__WHAT THIS TASK INVOLVES__. Please state how many lines in the records contain the string "country", with no words besides the number.

__INPUT MATERIAL__.
# # # # # # #
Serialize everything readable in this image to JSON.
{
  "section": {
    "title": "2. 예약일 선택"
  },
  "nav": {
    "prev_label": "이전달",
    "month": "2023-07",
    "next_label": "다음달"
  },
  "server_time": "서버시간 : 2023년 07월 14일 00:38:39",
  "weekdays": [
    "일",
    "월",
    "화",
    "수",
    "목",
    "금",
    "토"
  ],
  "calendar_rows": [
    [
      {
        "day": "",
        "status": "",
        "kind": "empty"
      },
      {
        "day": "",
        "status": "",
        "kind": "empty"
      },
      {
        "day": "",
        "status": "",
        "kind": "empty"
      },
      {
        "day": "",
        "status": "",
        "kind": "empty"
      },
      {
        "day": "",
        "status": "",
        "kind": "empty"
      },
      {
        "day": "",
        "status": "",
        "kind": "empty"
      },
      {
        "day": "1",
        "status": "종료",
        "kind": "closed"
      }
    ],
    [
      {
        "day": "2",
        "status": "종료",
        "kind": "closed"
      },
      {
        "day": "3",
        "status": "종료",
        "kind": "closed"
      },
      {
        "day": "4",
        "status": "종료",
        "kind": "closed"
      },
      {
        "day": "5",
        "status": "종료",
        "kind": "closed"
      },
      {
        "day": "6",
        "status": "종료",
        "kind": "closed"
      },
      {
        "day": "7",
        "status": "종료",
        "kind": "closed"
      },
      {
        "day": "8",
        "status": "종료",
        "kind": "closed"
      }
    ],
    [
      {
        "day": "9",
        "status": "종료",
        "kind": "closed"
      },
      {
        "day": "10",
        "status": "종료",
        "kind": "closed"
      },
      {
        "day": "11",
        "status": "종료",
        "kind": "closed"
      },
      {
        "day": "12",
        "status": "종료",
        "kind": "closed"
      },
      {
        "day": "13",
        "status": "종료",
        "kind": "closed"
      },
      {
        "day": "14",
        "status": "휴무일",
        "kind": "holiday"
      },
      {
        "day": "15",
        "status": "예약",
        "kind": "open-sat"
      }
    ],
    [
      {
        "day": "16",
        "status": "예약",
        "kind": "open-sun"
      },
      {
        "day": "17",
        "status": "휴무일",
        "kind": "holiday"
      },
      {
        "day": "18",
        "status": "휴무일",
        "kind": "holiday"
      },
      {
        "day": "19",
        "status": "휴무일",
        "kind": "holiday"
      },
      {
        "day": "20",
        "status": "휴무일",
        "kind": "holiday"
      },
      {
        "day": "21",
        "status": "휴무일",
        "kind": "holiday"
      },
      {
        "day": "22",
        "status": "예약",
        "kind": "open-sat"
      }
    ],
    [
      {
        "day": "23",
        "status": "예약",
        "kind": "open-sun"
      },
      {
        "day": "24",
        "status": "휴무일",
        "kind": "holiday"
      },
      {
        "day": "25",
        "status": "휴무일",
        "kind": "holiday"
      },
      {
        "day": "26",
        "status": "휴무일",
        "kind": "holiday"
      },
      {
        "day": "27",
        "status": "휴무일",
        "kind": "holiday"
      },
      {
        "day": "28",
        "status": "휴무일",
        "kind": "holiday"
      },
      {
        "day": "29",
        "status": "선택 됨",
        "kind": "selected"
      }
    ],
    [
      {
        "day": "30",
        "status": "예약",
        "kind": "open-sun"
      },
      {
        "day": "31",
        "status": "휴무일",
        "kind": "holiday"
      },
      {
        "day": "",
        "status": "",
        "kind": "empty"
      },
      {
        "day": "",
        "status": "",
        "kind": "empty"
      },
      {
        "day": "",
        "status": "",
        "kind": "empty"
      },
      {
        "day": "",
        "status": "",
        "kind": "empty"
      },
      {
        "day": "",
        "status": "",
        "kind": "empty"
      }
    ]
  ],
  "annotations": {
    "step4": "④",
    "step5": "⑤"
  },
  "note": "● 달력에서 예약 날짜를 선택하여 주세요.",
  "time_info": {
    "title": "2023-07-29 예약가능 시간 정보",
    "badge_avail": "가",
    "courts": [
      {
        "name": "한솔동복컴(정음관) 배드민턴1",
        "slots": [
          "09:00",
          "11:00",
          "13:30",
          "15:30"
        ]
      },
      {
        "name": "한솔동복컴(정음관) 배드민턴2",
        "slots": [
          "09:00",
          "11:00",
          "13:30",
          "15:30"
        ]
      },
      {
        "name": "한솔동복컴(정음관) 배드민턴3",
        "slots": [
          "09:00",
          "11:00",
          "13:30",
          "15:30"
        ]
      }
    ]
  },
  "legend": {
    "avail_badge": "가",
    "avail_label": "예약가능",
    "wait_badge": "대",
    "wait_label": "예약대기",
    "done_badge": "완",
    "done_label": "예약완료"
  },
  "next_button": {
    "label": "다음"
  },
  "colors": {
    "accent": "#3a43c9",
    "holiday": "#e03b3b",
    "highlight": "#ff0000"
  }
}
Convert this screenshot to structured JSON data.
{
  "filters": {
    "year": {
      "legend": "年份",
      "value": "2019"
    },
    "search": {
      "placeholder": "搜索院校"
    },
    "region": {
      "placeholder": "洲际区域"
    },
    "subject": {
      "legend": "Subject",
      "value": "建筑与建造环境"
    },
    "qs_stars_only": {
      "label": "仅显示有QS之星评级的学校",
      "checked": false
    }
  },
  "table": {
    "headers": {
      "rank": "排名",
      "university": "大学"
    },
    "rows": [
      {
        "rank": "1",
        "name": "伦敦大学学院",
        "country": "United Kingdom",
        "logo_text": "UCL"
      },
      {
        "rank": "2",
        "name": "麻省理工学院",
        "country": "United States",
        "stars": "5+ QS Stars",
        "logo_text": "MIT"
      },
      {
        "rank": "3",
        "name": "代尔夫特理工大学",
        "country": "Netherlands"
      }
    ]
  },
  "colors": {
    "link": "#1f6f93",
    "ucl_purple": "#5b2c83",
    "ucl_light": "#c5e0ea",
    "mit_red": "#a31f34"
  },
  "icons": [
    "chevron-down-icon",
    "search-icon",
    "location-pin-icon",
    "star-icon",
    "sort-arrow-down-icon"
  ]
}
# # # # # # #
__RESULT OF THE TASK__. 3